Task objective: Return only the number of lines that hold "resistance".

Entries supplied:
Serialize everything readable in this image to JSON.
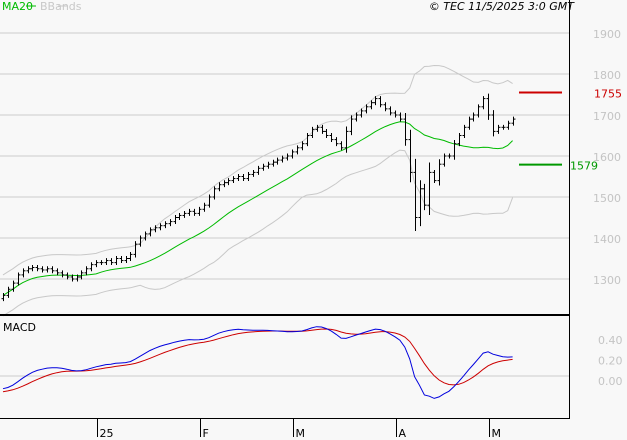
{
  "header": {
    "legend_ma": "MA20",
    "legend_bb": "BBands",
    "copyright": "© TEC 11/5/2025 3:0 GMT"
  },
  "colors": {
    "ma": "#00bb00",
    "bb": "#c8c8c8",
    "macd": "#0000dd",
    "signal": "#cc0000",
    "resistance": "#cc0000",
    "support": "#009900"
  },
  "chart_data": {
    "type": "line",
    "title": "",
    "price_axis": {
      "ticks": [
        "1900",
        "1800",
        "1700",
        "1600",
        "1500",
        "1400",
        "1300"
      ],
      "ylim": [
        1215,
        1955
      ]
    },
    "x_ticks": [
      "25",
      "F",
      "M",
      "A",
      "M"
    ],
    "closes": [
      1260,
      1275,
      1290,
      1310,
      1320,
      1325,
      1328,
      1325,
      1322,
      1325,
      1320,
      1315,
      1310,
      1305,
      1300,
      1305,
      1315,
      1325,
      1335,
      1340,
      1340,
      1345,
      1340,
      1350,
      1345,
      1350,
      1360,
      1385,
      1400,
      1410,
      1420,
      1425,
      1430,
      1435,
      1440,
      1450,
      1455,
      1460,
      1465,
      1460,
      1470,
      1480,
      1500,
      1520,
      1530,
      1535,
      1540,
      1545,
      1550,
      1545,
      1555,
      1560,
      1570,
      1575,
      1580,
      1585,
      1590,
      1595,
      1600,
      1610,
      1620,
      1630,
      1650,
      1665,
      1670,
      1660,
      1650,
      1640,
      1630,
      1620,
      1660,
      1690,
      1700,
      1710,
      1720,
      1730,
      1740,
      1725,
      1715,
      1705,
      1700,
      1690,
      1640,
      1560,
      1450,
      1520,
      1480,
      1560,
      1540,
      1580,
      1600,
      1600,
      1630,
      1650,
      1670,
      1690,
      1700,
      1720,
      1740,
      1700,
      1660,
      1670,
      1670,
      1680,
      1690
    ],
    "x_tick_bar_index": [
      20,
      41,
      60,
      81,
      100
    ],
    "levels": [
      {
        "label": "1755",
        "value": 1755,
        "kind": "resistance"
      },
      {
        "label": "1579",
        "value": 1579,
        "kind": "support"
      }
    ],
    "macd": {
      "label": "MACD",
      "ticks": [
        "0.40",
        "0.20",
        "0.00"
      ],
      "range": [
        -0.17,
        0.53
      ]
    }
  }
}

Solution: 2